Items from a data source
»»

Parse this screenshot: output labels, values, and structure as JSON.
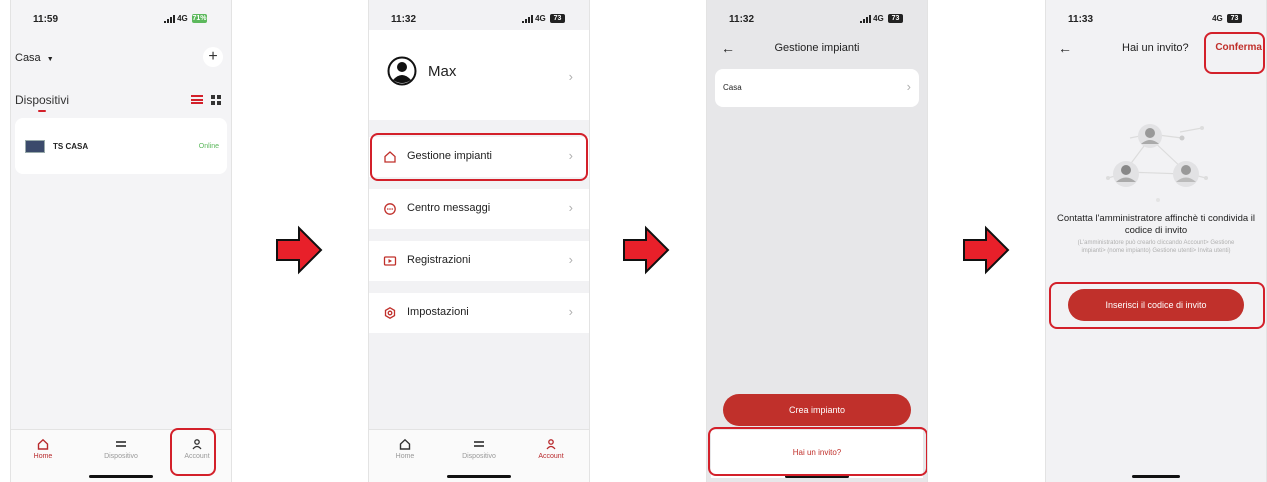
{
  "colors": {
    "accent": "#b8292c",
    "highlight": "#d3202a",
    "online": "#5cb85c",
    "arrow": "#e8202a"
  },
  "screen1": {
    "time": "11:59",
    "network": "4G",
    "battery": "71%",
    "home_selector": "Casa",
    "section_title": "Dispositivi",
    "device": {
      "name": "TS CASA",
      "status": "Online"
    },
    "tabs": [
      "Home",
      "Dispositivo",
      "Account"
    ]
  },
  "screen2": {
    "time": "11:32",
    "network": "4G",
    "battery": "73",
    "user_name": "Max",
    "menu": [
      "Gestione impianti",
      "Centro messaggi",
      "Registrazioni",
      "Impostazioni"
    ],
    "tabs": [
      "Home",
      "Dispositivo",
      "Account"
    ]
  },
  "screen3": {
    "time": "11:32",
    "network": "4G",
    "battery": "73",
    "title": "Gestione impianti",
    "item": "Casa",
    "create_button": "Crea impianto",
    "invite_link": "Hai un invito?"
  },
  "screen4": {
    "time": "11:33",
    "network": "4G",
    "battery": "73",
    "title": "Hai un invito?",
    "confirm": "Conferma",
    "heading": "Contatta l'amministratore affinchè ti condivida il codice di invito",
    "description": "(L'amministratore può crearlo cliccando Account> Gestione impianti> (nome impianto) Gestione utenti> Invita utenti)",
    "button": "Inserisci il codice di invito"
  }
}
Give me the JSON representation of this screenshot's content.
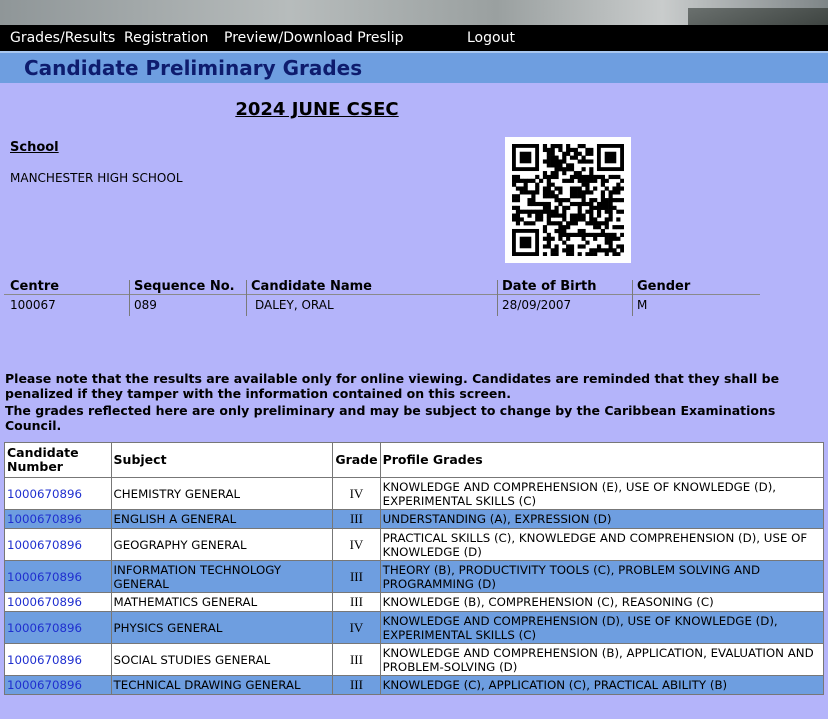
{
  "nav": {
    "items": [
      "Grades/Results",
      "Registration",
      "Preview/Download Preslip"
    ],
    "logout": "Logout"
  },
  "page_title": "Candidate Preliminary Grades",
  "exam_title": "2024 JUNE CSEC",
  "school": {
    "label": "School",
    "name": "MANCHESTER HIGH SCHOOL"
  },
  "qr_icon": "qr-code-icon",
  "candidate_info": {
    "centre_label": "Centre",
    "centre": "100067",
    "sequence_label": "Sequence No.",
    "sequence": "089",
    "name_label": "Candidate Name",
    "name": "DALEY, ORAL",
    "dob_label": "Date of Birth",
    "dob": "28/09/2007",
    "gender_label": "Gender",
    "gender": "M"
  },
  "notice": {
    "line1": "Please note that the results are available only for online viewing. Candidates are reminded that they shall be penalized if they tamper with the information contained on this screen.",
    "line2": "The grades reflected here are only preliminary and may be subject to change by the Caribbean Examinations Council."
  },
  "grades_table": {
    "headers": [
      "Candidate Number",
      "Subject",
      "Grade",
      "Profile Grades"
    ],
    "rows": [
      {
        "number": "1000670896",
        "subject": "CHEMISTRY GENERAL",
        "grade": "IV",
        "profile": "KNOWLEDGE AND COMPREHENSION (E), USE OF KNOWLEDGE (D), EXPERIMENTAL SKILLS (C)"
      },
      {
        "number": "1000670896",
        "subject": "ENGLISH A GENERAL",
        "grade": "III",
        "profile": "UNDERSTANDING (A), EXPRESSION (D)"
      },
      {
        "number": "1000670896",
        "subject": "GEOGRAPHY GENERAL",
        "grade": "IV",
        "profile": "PRACTICAL SKILLS (C), KNOWLEDGE AND COMPREHENSION (D), USE OF KNOWLEDGE (D)"
      },
      {
        "number": "1000670896",
        "subject": "INFORMATION TECHNOLOGY GENERAL",
        "grade": "III",
        "profile": "THEORY (B), PRODUCTIVITY TOOLS (C), PROBLEM SOLVING AND PROGRAMMING (D)"
      },
      {
        "number": "1000670896",
        "subject": "MATHEMATICS GENERAL",
        "grade": "III",
        "profile": "KNOWLEDGE (B), COMPREHENSION (C), REASONING (C)"
      },
      {
        "number": "1000670896",
        "subject": "PHYSICS GENERAL",
        "grade": "IV",
        "profile": "KNOWLEDGE AND COMPREHENSION (D), USE OF KNOWLEDGE (D), EXPERIMENTAL SKILLS (C)"
      },
      {
        "number": "1000670896",
        "subject": "SOCIAL STUDIES GENERAL",
        "grade": "III",
        "profile": "KNOWLEDGE AND COMPREHENSION (B), APPLICATION, EVALUATION AND PROBLEM-SOLVING (D)"
      },
      {
        "number": "1000670896",
        "subject": "TECHNICAL DRAWING GENERAL",
        "grade": "III",
        "profile": "KNOWLEDGE (C), APPLICATION (C), PRACTICAL ABILITY (B)"
      }
    ]
  },
  "colors": {
    "page_bg": "#b4b4fa",
    "title_bar": "#6e9ee0",
    "title_text": "#0e1c6e",
    "link": "#1f2fcf"
  }
}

««

# Objective
Lines containing the word "SOLVING" are to be counted in the listing; state their number alone.

# Answer to this exercise
2